Problem description: Check each line of the listing below for the string "исследования", and give only how many lines hold it.

Input data:
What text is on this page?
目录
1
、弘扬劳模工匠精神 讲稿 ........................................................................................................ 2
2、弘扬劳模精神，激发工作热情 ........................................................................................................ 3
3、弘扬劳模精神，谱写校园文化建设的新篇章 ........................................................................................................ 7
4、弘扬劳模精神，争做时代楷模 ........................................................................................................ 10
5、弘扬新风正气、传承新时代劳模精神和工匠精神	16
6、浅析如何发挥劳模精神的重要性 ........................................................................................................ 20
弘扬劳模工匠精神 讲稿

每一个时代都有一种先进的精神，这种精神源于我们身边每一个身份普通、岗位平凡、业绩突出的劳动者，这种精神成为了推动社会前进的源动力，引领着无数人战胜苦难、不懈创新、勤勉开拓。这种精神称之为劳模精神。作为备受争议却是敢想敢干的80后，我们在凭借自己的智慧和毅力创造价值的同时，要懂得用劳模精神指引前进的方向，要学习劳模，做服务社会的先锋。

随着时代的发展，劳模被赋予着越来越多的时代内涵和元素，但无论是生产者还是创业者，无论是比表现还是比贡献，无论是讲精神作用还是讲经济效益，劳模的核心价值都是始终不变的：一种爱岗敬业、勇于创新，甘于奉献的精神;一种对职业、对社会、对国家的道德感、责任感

--

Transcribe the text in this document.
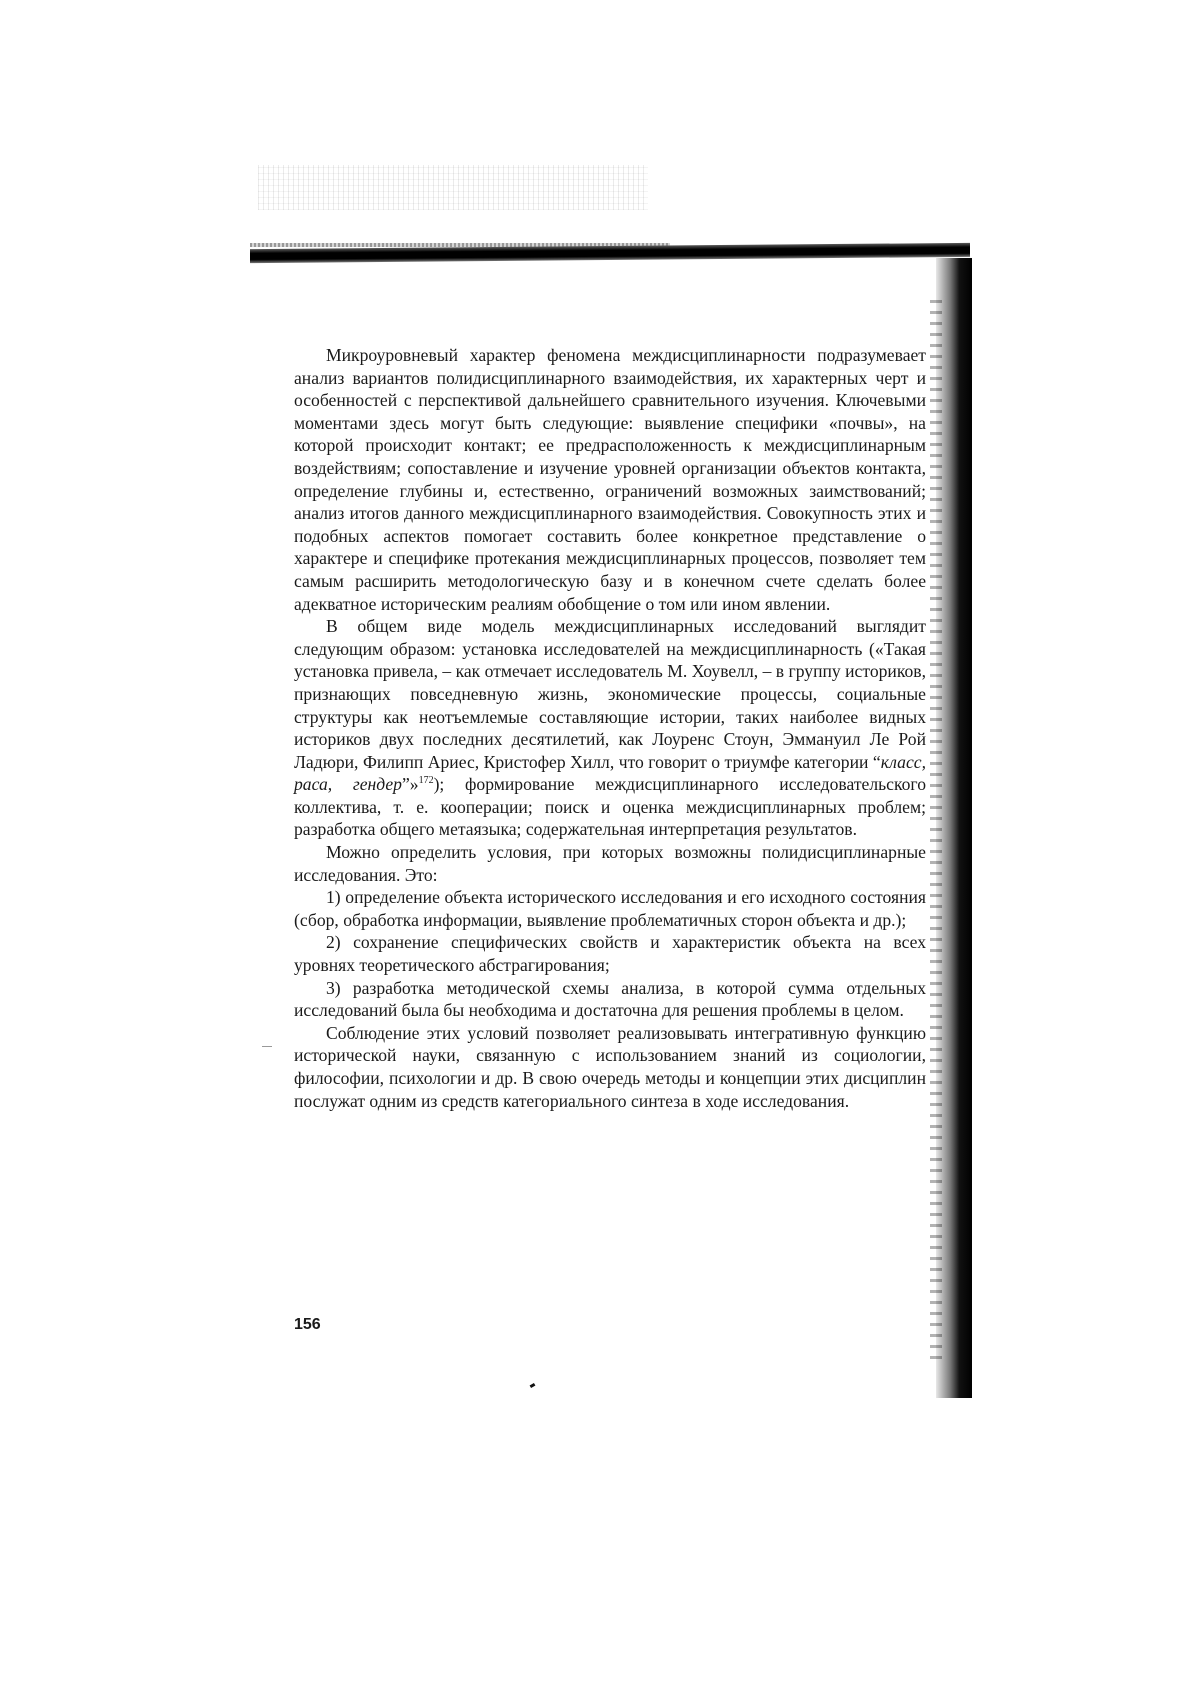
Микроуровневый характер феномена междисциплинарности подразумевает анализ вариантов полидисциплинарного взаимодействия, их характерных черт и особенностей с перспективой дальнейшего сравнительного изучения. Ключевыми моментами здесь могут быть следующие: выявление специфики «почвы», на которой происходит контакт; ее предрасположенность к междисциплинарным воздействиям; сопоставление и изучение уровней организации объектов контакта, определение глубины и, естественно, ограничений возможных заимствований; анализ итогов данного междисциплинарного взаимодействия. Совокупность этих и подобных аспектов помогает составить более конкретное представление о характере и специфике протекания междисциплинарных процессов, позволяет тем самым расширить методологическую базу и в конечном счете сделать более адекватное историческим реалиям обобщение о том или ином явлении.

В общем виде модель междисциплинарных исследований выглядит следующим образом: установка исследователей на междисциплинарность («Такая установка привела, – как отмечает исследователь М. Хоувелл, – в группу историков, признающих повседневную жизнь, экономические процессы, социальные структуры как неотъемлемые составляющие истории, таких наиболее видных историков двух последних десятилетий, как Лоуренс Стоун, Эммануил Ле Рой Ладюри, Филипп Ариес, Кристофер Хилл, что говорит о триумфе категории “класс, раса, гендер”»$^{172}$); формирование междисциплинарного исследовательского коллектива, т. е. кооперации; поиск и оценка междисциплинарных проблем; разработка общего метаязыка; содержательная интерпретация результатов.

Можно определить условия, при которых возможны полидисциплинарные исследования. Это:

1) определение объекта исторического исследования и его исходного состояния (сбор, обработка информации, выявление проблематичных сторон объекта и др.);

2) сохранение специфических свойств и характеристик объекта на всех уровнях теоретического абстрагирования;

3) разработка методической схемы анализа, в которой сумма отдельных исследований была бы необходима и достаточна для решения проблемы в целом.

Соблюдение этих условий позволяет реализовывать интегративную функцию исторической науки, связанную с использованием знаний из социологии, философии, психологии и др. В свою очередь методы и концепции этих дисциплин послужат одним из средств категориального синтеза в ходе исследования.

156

* * *

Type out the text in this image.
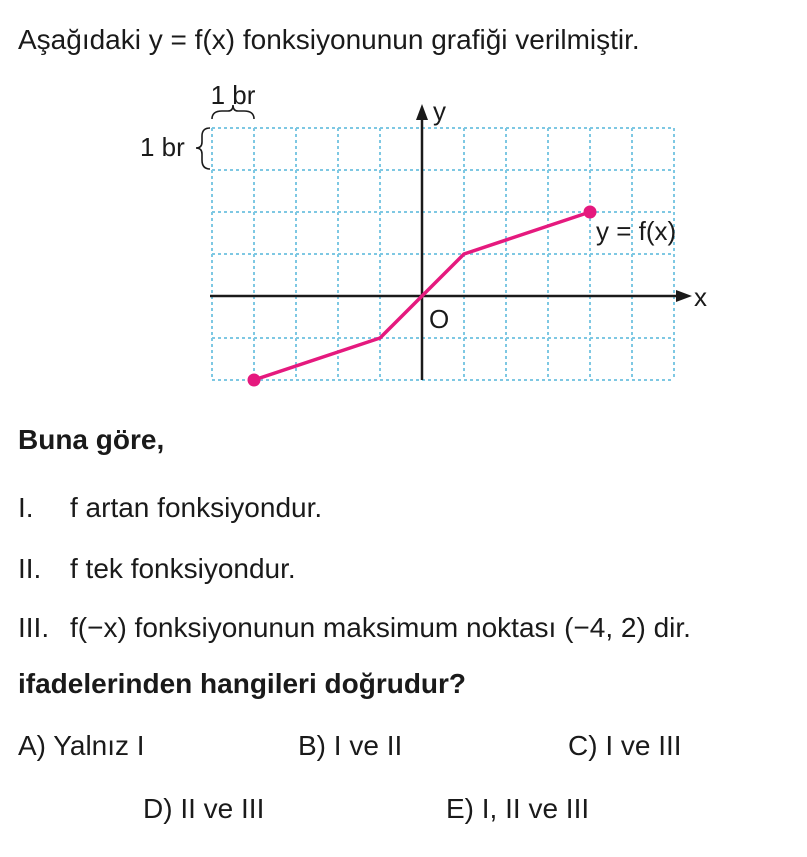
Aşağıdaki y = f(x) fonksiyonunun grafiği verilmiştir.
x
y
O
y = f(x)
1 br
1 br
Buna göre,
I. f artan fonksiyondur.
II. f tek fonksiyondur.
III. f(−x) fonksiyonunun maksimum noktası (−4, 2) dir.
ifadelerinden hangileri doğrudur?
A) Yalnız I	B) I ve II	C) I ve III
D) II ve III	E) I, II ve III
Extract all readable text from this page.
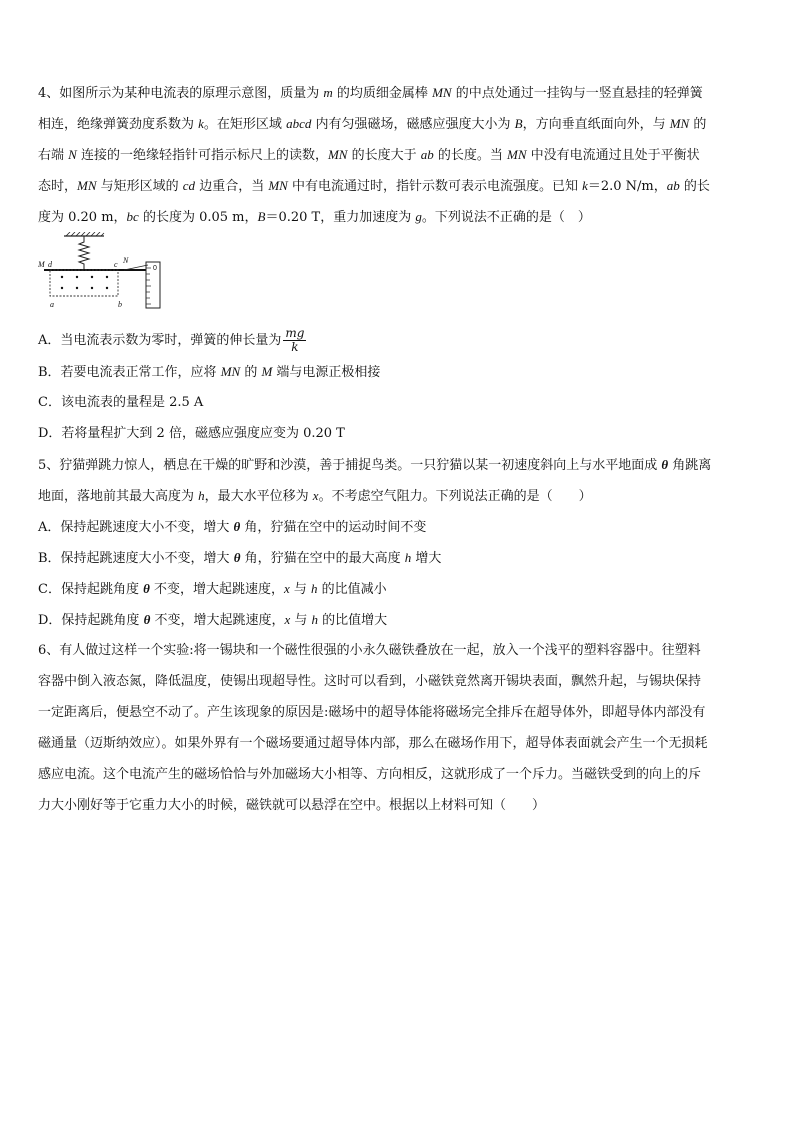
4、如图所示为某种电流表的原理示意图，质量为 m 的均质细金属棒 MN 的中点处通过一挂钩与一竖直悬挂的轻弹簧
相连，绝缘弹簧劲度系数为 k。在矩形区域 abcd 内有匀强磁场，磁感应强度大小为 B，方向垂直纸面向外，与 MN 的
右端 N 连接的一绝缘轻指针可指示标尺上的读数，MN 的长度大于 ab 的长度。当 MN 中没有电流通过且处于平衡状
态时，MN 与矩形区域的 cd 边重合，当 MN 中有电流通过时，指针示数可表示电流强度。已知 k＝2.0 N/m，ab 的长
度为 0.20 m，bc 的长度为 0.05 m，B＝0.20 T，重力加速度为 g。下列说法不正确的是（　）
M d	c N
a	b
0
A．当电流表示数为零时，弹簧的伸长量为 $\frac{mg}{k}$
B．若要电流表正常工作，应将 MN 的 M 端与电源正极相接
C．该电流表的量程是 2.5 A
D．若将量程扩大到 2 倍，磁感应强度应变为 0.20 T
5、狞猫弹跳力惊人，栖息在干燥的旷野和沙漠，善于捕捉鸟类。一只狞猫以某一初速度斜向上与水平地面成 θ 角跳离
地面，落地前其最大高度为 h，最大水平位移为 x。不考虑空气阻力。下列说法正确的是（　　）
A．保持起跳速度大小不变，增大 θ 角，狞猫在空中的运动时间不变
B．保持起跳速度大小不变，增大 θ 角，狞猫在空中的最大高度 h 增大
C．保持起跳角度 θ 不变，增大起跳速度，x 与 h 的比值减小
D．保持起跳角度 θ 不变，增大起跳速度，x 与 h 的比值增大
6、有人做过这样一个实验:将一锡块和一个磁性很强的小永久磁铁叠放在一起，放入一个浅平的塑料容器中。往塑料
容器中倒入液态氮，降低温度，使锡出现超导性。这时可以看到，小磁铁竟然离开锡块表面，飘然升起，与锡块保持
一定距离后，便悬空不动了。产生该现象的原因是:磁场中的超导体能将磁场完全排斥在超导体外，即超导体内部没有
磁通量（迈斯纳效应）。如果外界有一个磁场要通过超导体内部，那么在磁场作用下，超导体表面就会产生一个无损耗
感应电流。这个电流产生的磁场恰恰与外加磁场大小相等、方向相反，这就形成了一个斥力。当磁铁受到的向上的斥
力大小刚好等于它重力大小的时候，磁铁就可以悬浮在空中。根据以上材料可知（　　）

Full answer: 3